What the task asks.
Answer with nothing but a number: how many lines include the word "search"?

Provided entries.

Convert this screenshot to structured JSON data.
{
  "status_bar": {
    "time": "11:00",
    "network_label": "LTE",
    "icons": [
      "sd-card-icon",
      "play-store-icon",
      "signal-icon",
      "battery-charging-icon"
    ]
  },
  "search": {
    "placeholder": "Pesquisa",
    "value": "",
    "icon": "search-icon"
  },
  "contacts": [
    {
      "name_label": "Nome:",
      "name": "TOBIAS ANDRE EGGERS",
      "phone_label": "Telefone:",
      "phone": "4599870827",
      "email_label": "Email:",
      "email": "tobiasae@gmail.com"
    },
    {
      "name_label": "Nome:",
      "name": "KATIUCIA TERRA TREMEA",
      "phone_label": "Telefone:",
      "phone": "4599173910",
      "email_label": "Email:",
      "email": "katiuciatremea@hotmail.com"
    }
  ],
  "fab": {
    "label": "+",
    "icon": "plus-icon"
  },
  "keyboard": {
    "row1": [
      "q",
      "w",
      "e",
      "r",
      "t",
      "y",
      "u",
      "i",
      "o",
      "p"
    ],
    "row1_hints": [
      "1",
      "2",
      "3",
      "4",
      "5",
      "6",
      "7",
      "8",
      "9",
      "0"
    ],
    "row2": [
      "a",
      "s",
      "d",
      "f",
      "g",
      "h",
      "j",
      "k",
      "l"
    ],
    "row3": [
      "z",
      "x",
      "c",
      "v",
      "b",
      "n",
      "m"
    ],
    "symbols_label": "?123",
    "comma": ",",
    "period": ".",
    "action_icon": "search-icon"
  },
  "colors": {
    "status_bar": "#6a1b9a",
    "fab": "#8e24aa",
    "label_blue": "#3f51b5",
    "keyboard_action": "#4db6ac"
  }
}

Response for this exercise.
3